(Dataset items)

========================

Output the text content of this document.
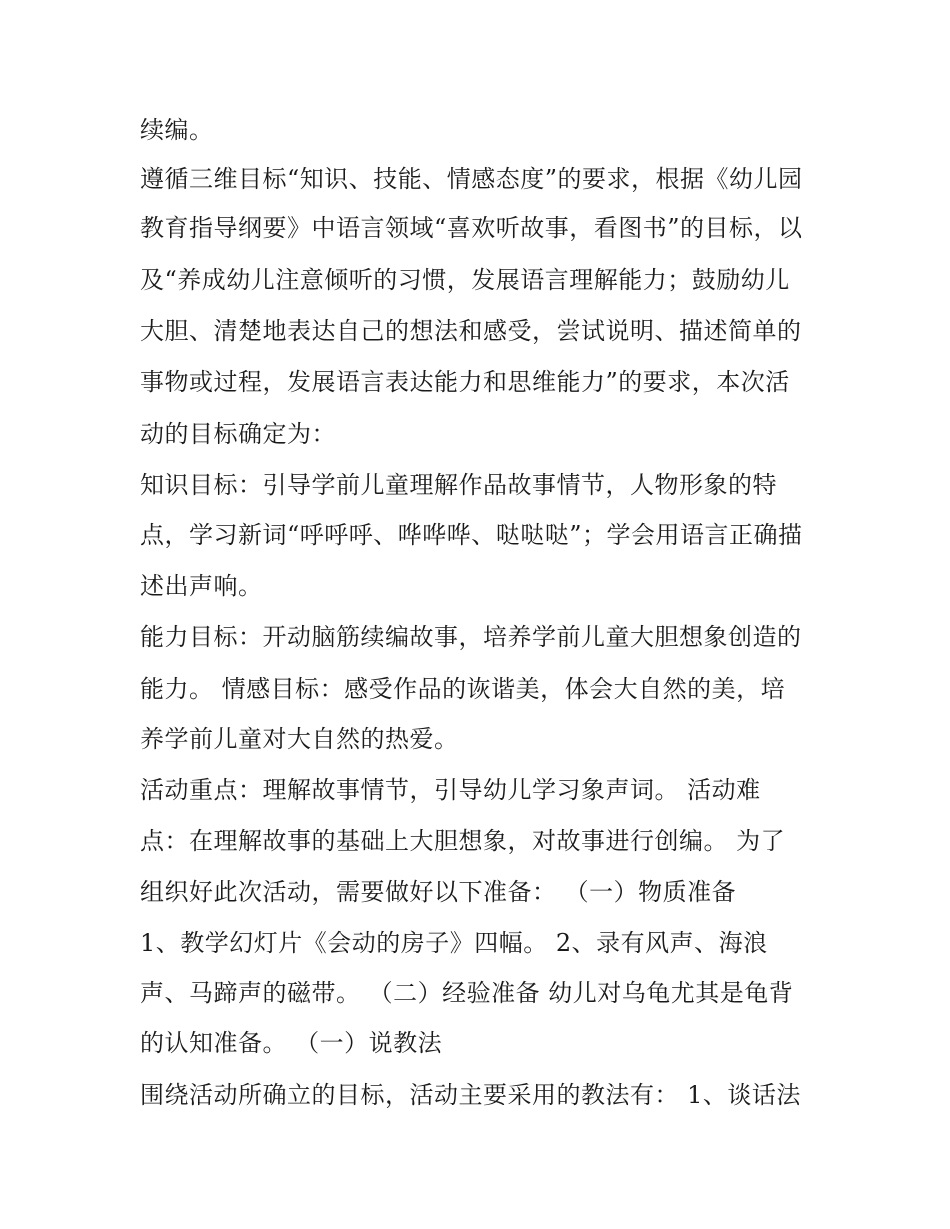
续编。
遵循三维目标“知识、技能、情感态度”的要求，根据《幼儿园
教育指导纲要》中语言领域“喜欢听故事，看图书”的目标，以
及“养成幼儿注意倾听的习惯，发展语言理解能力；鼓励幼儿
大胆、清楚地表达自己的想法和感受，尝试说明、描述简单的
事物或过程，发展语言表达能力和思维能力”的要求，本次活
动的目标确定为：
知识目标：引导学前儿童理解作品故事情节，人物形象的特
点，学习新词“呼呼呼、哗哗哗、哒哒哒”；学会用语言正确描
述出声响。
能力目标：开动脑筋续编故事，培养学前儿童大胆想象创造的
能力。 情感目标：感受作品的诙谐美，体会大自然的美，培
养学前儿童对大自然的热爱。
活动重点：理解故事情节，引导幼儿学习象声词。 活动难
点：在理解故事的基础上大胆想象，对故事进行创编。 为了
组织好此次活动，需要做好以下准备： （一）物质准备
1、教学幻灯片《会动的房子》四幅。 2、录有风声、海浪
声、马蹄声的磁带。 （二）经验准备 幼儿对乌龟尤其是龟背
的认知准备。 （一）说教法
围绕活动所确立的目标，活动主要采用的教法有： 1、谈话法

========================

Write the full listing out again with every line unchanged, but include no pictures.

Output the text content of this document.
续编。
遵循三维目标“知识、技能、情感态度”的要求，根据《幼儿园
教育指导纲要》中语言领域“喜欢听故事，看图书”的目标，以
及“养成幼儿注意倾听的习惯，发展语言理解能力；鼓励幼儿
大胆、清楚地表达自己的想法和感受，尝试说明、描述简单的
事物或过程，发展语言表达能力和思维能力”的要求，本次活
动的目标确定为：
知识目标：引导学前儿童理解作品故事情节，人物形象的特
点，学习新词“呼呼呼、哗哗哗、哒哒哒”；学会用语言正确描
述出声响。
能力目标：开动脑筋续编故事，培养学前儿童大胆想象创造的
能力。 情感目标：感受作品的诙谐美，体会大自然的美，培
养学前儿童对大自然的热爱。
活动重点：理解故事情节，引导幼儿学习象声词。 活动难
点：在理解故事的基础上大胆想象，对故事进行创编。 为了
组织好此次活动，需要做好以下准备： （一）物质准备
1、教学幻灯片《会动的房子》四幅。 2、录有风声、海浪
声、马蹄声的磁带。 （二）经验准备 幼儿对乌龟尤其是龟背
的认知准备。 （一）说教法
围绕活动所确立的目标，活动主要采用的教法有： 1、谈话法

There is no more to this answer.